* start DATA RECORDS *

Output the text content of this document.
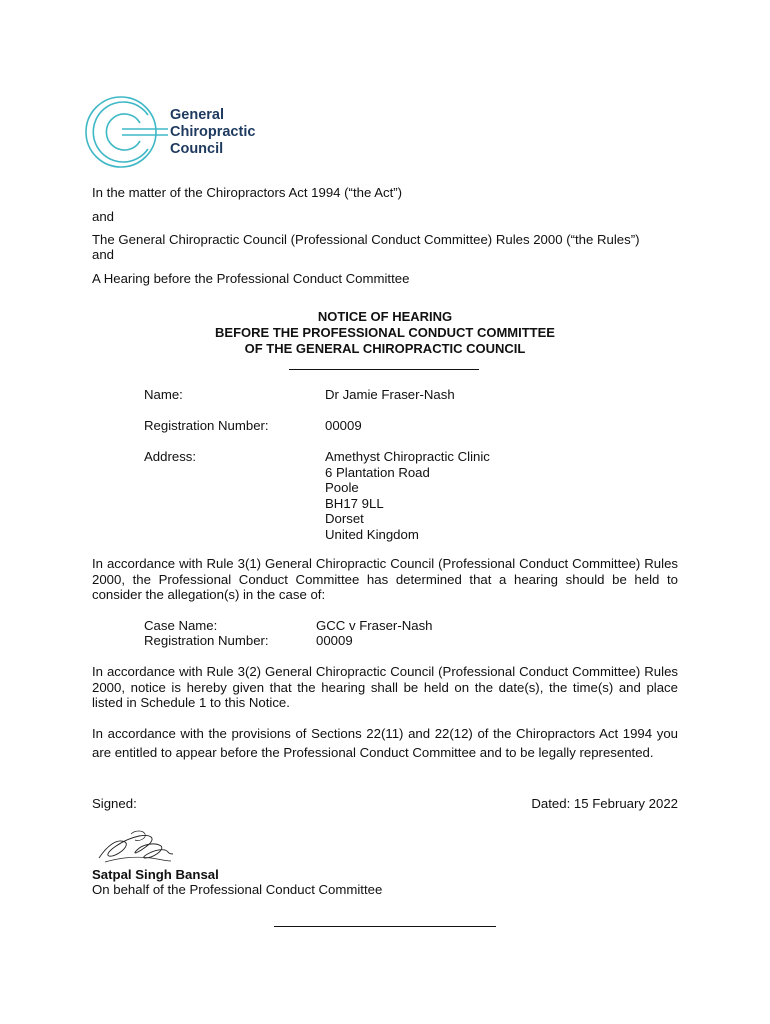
General
Chiropractic
Council

In the matter of the Chiropractors Act 1994 (“the Act”)

and

The General Chiropractic Council (Professional Conduct Committee) Rules 2000 (“the Rules”)

and

A Hearing before the Professional Conduct Committee

NOTICE OF HEARING
BEFORE THE PROFESSIONAL CONDUCT COMMITTEE
OF THE GENERAL CHIROPRACTIC COUNCIL

Name:	Dr Jamie Fraser-Nash

Registration Number:	00009

Address:	Amethyst Chiropractic Clinic

6 Plantation Road

Poole

BH17 9LL

Dorset

United Kingdom

In accordance with Rule 3(1) General Chiropractic Council (Professional Conduct Committee) Rules 2000, the Professional Conduct Committee has determined that a hearing should be held to consider the allegation(s) in the case of:

Case Name:	GCC v Fraser-Nash

Registration Number:	00009

In accordance with Rule 3(2) General Chiropractic Council (Professional Conduct Committee) Rules 2000, notice is hereby given that the hearing shall be held on the date(s), the time(s) and place listed in Schedule 1 to this Notice.

In accordance with the provisions of Sections 22(11) and 22(12) of the Chiropractors Act 1994 you are entitled to appear before the Professional Conduct Committee and to be legally represented.

Signed:	Dated: 15 February 2022

Satpal Singh Bansal

On behalf of the Professional Conduct Committee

* end DATA RECORDS *

Go through the records. Copy each line where "that" appears.

_REPLY_:
In accordance with Rule 3(1) General Chiropractic Council (Professional Conduct Committee) Rules 2000, the Professional Conduct Committee has determined that a hearing should be held to consider the allegation(s) in the case of:
In accordance with Rule 3(2) General Chiropractic Council (Professional Conduct Committee) Rules 2000, notice is hereby given that the hearing shall be held on the date(s), the time(s) and place listed in Schedule 1 to this Notice.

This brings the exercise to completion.